---------- Available records
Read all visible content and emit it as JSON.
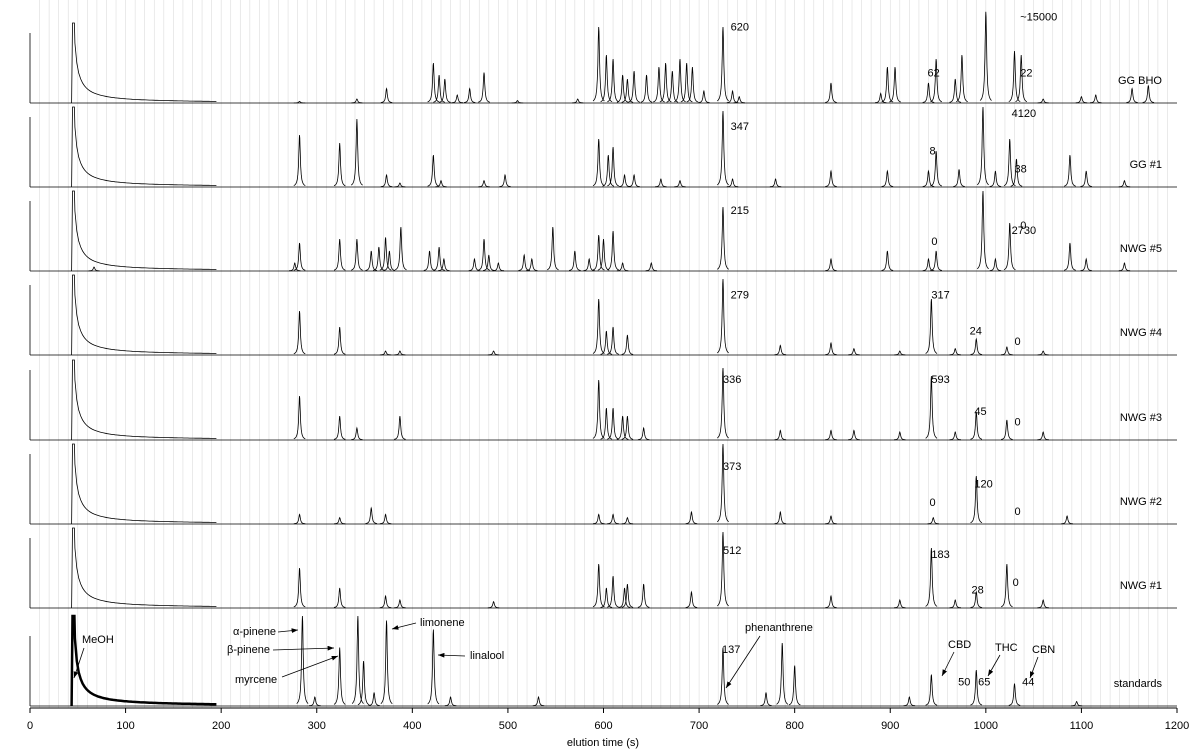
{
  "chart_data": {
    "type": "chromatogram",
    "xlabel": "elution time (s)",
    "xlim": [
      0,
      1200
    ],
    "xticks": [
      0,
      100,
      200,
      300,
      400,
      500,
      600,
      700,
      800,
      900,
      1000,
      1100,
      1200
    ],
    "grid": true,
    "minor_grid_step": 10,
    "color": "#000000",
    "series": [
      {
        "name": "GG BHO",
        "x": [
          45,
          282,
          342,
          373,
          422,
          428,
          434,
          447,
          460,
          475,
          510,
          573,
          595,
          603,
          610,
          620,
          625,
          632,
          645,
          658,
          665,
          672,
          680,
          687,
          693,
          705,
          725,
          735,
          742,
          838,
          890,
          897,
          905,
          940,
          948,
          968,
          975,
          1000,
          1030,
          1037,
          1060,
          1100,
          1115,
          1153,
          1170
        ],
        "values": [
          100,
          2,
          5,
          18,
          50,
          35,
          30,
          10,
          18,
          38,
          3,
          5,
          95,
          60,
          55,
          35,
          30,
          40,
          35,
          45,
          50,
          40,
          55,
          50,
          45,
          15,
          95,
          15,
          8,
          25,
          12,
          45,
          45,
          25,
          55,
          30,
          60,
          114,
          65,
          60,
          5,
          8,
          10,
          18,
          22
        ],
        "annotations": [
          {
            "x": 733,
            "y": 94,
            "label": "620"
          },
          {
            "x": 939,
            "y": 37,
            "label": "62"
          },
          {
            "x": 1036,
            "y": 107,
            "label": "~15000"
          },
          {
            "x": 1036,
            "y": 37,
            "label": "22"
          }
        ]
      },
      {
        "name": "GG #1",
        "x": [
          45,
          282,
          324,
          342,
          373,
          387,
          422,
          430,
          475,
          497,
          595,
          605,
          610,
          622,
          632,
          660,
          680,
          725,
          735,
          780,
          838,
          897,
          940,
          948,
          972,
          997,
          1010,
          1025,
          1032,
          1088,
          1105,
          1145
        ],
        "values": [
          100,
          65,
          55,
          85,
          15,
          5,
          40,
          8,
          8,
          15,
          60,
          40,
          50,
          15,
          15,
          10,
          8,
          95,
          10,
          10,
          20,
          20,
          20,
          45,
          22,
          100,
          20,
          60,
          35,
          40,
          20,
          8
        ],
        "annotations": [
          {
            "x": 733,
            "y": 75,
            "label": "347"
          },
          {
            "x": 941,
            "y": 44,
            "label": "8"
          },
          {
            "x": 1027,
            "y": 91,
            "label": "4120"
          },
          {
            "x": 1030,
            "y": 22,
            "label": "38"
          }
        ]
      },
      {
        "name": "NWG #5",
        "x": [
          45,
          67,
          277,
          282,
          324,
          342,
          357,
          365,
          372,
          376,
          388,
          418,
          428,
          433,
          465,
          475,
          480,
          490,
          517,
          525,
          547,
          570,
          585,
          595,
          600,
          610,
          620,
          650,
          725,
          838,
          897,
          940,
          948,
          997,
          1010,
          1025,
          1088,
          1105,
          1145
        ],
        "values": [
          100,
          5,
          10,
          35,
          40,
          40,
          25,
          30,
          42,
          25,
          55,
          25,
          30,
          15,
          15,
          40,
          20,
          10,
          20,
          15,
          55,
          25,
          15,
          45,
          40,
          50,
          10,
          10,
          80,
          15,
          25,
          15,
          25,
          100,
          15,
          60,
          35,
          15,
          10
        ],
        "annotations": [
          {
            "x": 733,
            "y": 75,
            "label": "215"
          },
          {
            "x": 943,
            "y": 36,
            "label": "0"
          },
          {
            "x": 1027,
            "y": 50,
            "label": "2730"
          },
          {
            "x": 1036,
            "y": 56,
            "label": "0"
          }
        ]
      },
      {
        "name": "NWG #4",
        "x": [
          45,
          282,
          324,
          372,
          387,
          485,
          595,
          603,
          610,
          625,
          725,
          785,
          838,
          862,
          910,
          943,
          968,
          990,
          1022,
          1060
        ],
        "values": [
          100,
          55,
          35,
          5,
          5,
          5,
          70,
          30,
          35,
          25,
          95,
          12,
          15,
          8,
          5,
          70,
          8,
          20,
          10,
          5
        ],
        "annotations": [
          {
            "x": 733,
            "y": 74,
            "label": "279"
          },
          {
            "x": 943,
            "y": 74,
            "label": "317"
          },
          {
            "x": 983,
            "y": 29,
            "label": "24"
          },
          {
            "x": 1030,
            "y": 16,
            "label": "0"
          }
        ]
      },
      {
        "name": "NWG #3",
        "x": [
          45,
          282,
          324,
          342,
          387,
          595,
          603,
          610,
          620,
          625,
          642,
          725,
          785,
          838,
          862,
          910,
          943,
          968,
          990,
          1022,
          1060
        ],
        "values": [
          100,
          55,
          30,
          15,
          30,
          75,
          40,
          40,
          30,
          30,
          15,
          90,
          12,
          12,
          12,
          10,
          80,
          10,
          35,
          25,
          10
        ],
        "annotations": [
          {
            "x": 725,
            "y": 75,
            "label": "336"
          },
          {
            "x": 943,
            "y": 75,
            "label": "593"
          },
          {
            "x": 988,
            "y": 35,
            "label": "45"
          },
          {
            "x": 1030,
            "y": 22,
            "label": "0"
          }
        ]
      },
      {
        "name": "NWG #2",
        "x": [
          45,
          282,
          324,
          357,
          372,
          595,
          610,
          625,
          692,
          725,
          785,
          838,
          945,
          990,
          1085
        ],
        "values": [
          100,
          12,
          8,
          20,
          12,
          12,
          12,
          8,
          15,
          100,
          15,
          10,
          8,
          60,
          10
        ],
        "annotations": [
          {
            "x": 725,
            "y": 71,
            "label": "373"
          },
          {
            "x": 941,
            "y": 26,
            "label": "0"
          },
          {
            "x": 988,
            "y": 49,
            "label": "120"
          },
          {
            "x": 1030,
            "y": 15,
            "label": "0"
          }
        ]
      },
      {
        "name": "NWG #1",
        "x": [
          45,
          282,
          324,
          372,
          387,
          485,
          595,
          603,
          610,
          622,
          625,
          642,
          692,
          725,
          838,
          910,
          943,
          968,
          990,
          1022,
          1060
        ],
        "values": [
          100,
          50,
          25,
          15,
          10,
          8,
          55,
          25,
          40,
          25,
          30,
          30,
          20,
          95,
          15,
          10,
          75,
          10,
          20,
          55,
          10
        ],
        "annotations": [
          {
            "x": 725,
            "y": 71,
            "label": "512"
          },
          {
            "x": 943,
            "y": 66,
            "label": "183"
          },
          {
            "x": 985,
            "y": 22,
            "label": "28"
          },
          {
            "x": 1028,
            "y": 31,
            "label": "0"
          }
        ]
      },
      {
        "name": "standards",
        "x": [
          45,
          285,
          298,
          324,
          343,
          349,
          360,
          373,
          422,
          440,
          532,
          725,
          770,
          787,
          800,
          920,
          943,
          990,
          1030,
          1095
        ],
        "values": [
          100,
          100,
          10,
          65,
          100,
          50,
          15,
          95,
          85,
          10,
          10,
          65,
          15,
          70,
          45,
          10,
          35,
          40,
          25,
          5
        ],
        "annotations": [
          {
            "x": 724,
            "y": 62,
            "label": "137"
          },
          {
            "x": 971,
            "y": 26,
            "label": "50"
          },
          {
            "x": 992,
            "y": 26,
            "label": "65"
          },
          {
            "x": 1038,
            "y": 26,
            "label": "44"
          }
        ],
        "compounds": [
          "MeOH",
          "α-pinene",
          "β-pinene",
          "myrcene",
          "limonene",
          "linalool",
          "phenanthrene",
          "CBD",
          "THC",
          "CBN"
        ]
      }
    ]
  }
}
--------------------
◆ **Exercise description**
Return the lines of the records that include the string "name".

◆ **Correct response**
        "name": "GG BHO",
        "name": "GG #1",
        "name": "NWG #5",
        "name": "NWG #4",
        "name": "NWG #3",
        "name": "NWG #2",
        "name": "NWG #1",
        "name": "standards",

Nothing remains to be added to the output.